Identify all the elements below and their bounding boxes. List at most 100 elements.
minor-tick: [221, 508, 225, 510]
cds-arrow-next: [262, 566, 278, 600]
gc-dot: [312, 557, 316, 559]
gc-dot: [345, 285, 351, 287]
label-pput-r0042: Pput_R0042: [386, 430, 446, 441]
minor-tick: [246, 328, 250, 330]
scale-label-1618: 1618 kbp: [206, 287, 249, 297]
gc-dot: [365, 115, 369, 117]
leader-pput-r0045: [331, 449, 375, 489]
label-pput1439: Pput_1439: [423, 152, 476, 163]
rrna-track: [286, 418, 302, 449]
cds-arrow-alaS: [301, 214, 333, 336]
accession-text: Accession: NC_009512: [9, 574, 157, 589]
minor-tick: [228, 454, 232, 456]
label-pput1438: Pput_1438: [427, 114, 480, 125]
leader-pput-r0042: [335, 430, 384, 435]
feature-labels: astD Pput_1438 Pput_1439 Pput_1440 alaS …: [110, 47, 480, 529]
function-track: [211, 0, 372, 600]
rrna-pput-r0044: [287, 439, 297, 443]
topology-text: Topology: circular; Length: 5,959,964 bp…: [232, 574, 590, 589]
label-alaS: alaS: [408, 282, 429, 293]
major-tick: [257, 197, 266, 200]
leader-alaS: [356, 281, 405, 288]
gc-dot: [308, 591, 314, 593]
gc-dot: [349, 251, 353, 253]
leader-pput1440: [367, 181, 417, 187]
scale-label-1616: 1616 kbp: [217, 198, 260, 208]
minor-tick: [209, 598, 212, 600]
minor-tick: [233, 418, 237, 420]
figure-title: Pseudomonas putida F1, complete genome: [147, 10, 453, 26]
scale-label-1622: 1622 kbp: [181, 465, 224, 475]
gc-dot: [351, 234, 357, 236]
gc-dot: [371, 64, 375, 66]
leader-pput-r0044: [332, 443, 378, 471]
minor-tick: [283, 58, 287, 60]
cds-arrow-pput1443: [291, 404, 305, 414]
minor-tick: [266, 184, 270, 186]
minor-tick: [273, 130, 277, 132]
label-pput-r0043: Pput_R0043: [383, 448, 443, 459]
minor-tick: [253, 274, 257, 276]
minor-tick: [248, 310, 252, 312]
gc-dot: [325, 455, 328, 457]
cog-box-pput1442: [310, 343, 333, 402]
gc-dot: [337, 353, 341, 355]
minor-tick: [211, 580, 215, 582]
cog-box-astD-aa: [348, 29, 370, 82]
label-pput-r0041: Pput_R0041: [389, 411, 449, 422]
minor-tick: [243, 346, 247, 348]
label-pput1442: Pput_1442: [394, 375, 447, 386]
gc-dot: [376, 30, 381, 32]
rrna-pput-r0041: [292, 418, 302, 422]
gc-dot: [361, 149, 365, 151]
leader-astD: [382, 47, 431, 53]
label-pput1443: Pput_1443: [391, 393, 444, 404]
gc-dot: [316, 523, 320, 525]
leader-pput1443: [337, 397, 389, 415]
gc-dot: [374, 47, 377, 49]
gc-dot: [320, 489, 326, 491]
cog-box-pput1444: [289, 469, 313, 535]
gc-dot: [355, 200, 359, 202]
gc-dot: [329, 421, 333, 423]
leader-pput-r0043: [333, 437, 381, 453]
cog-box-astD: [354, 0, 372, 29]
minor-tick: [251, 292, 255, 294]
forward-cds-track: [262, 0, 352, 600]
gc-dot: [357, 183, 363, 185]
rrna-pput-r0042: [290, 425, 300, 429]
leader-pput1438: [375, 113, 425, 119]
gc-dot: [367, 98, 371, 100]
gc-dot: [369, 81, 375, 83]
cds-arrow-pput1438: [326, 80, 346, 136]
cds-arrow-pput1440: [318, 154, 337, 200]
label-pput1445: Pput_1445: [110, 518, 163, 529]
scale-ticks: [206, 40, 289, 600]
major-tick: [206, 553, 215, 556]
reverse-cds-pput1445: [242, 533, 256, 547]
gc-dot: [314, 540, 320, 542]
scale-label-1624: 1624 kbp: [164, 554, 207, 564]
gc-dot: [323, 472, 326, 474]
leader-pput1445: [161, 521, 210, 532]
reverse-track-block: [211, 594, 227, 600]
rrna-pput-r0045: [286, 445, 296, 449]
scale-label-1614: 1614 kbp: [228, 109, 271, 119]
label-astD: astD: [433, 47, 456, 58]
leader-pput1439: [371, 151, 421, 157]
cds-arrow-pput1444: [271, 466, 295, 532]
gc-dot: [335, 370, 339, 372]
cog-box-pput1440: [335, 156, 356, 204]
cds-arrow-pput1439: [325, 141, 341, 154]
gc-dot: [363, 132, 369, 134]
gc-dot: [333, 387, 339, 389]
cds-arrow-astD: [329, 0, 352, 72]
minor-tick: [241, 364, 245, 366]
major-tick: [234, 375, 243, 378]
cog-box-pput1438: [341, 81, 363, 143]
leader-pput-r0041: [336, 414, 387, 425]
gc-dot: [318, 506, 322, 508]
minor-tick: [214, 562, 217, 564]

------------------------

- **TASK DIRECTIONS**
Reproduce each record exactly, leaving nothing out.

- **ANSWER SPACE**
Identify all the elements below and their bounding boxes. List at most 100 elements.
minor-tick: [221, 508, 225, 510]
cds-arrow-next: [262, 566, 278, 600]
gc-dot: [312, 557, 316, 559]
gc-dot: [345, 285, 351, 287]
label-pput-r0042: Pput_R0042: [386, 430, 446, 441]
minor-tick: [246, 328, 250, 330]
scale-label-1618: 1618 kbp: [206, 287, 249, 297]
gc-dot: [365, 115, 369, 117]
leader-pput-r0045: [331, 449, 375, 489]
label-pput1439: Pput_1439: [423, 152, 476, 163]
rrna-track: [286, 418, 302, 449]
cds-arrow-alaS: [301, 214, 333, 336]
accession-text: Accession: NC_009512: [9, 574, 157, 589]
minor-tick: [228, 454, 232, 456]
label-pput1438: Pput_1438: [427, 114, 480, 125]
leader-pput-r0042: [335, 430, 384, 435]
feature-labels: astD Pput_1438 Pput_1439 Pput_1440 alaS …: [110, 47, 480, 529]
function-track: [211, 0, 372, 600]
rrna-pput-r0044: [287, 439, 297, 443]
topology-text: Topology: circular; Length: 5,959,964 bp…: [232, 574, 590, 589]
label-alaS: alaS: [408, 282, 429, 293]
major-tick: [257, 197, 266, 200]
leader-alaS: [356, 281, 405, 288]
gc-dot: [308, 591, 314, 593]
gc-dot: [349, 251, 353, 253]
leader-pput1440: [367, 181, 417, 187]
scale-label-1616: 1616 kbp: [217, 198, 260, 208]
minor-tick: [209, 598, 212, 600]
minor-tick: [233, 418, 237, 420]
figure-title: Pseudomonas putida F1, complete genome: [147, 10, 453, 26]
scale-label-1622: 1622 kbp: [181, 465, 224, 475]
gc-dot: [351, 234, 357, 236]
gc-dot: [371, 64, 375, 66]
leader-pput-r0044: [332, 443, 378, 471]
minor-tick: [283, 58, 287, 60]
cds-arrow-pput1443: [291, 404, 305, 414]
minor-tick: [266, 184, 270, 186]
minor-tick: [273, 130, 277, 132]
label-pput-r0043: Pput_R0043: [383, 448, 443, 459]
minor-tick: [253, 274, 257, 276]
minor-tick: [248, 310, 252, 312]
gc-dot: [325, 455, 328, 457]
cog-box-pput1442: [310, 343, 333, 402]
gc-dot: [337, 353, 341, 355]
minor-tick: [211, 580, 215, 582]
cog-box-astD-aa: [348, 29, 370, 82]
label-pput-r0041: Pput_R0041: [389, 411, 449, 422]
minor-tick: [243, 346, 247, 348]
label-pput1442: Pput_1442: [394, 375, 447, 386]
gc-dot: [376, 30, 381, 32]
rrna-pput-r0041: [292, 418, 302, 422]
gc-dot: [361, 149, 365, 151]
leader-astD: [382, 47, 431, 53]
label-pput1443: Pput_1443: [391, 393, 444, 404]
gc-dot: [316, 523, 320, 525]
leader-pput1443: [337, 397, 389, 415]
gc-dot: [374, 47, 377, 49]
gc-dot: [320, 489, 326, 491]
cog-box-pput1444: [289, 469, 313, 535]
gc-dot: [355, 200, 359, 202]
gc-dot: [329, 421, 333, 423]
leader-pput-r0043: [333, 437, 381, 453]
cog-box-astD: [354, 0, 372, 29]
minor-tick: [251, 292, 255, 294]
forward-cds-track: [262, 0, 352, 600]
gc-dot: [357, 183, 363, 185]
rrna-pput-r0042: [290, 425, 300, 429]
leader-pput1438: [375, 113, 425, 119]
gc-dot: [367, 98, 371, 100]
gc-dot: [369, 81, 375, 83]
cds-arrow-pput1438: [326, 80, 346, 136]
cds-arrow-pput1440: [318, 154, 337, 200]
label-pput1445: Pput_1445: [110, 518, 163, 529]
scale-ticks: [206, 40, 289, 600]
major-tick: [206, 553, 215, 556]
reverse-cds-pput1445: [242, 533, 256, 547]
gc-dot: [314, 540, 320, 542]
scale-label-1624: 1624 kbp: [164, 554, 207, 564]
gc-dot: [323, 472, 326, 474]
leader-pput1445: [161, 521, 210, 532]
reverse-track-block: [211, 594, 227, 600]
rrna-pput-r0045: [286, 445, 296, 449]
scale-label-1614: 1614 kbp: [228, 109, 271, 119]
label-astD: astD: [433, 47, 456, 58]
leader-pput1439: [371, 151, 421, 157]
cds-arrow-pput1444: [271, 466, 295, 532]
gc-dot: [335, 370, 339, 372]
cog-box-pput1440: [335, 156, 356, 204]
cds-arrow-pput1439: [325, 141, 341, 154]
gc-dot: [363, 132, 369, 134]
gc-dot: [333, 387, 339, 389]
cds-arrow-astD: [329, 0, 352, 72]
minor-tick: [241, 364, 245, 366]
major-tick: [234, 375, 243, 378]
cog-box-pput1438: [341, 81, 363, 143]
leader-pput-r0041: [336, 414, 387, 425]
gc-dot: [318, 506, 322, 508]
minor-tick: [214, 562, 217, 564]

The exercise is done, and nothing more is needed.